◆ **Document passage**
In the law, truth is a defense against the charge of slander, but for liberals, inconvenient truth is no defense against the charge of bigotry.
One rueful recollection from my youth was my inability to separate “truth” and “fact.” That something could be true without being fact eluded me. I was suspicious of it. It sounded like relativism, liberalism. I think I encountered that especially in literature (sorry, Mark; you were right).
I don’t think I’ve lost my bearing on the law of non-contradiction, but I now “get it.” I wonder whether the estimable Seth Godin does? I wouldn’t deny that metaphor can be true any more.

◆ **Material provided**
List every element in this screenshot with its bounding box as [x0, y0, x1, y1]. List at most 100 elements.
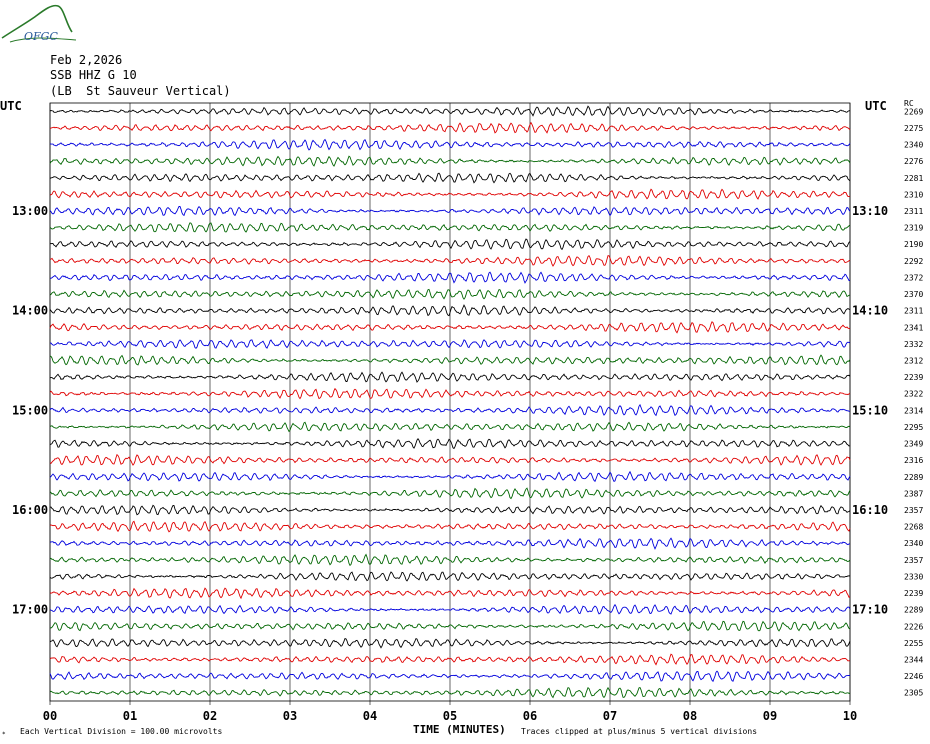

◆ **Written instruction A**
Translate this sentence from the passage on truth and fact into Spanish: "That something could be true without being fact eluded me."
◆ **Written instruction B**
According to the passage on truth and fact, what charge is truth a defense against in the law?
◆ **Written instruction C**
Quote the passage on truth and fact starting at "One rueful recollection" and ending at "you were right).".

◆ **Correct response A**
Que algo pudiera ser verdadero sin ser un hecho se me escapaba.

◆ **Correct response B**
The charge of slander.

◆ **Correct response C**
One rueful recollection from my youth was my inability to separate “truth” and “fact.” That something could be true without being fact eluded me. I was suspicious of it. It sounded like relativism, liberalism. I think I encountered that especially in literature (sorry, Mark; you were right).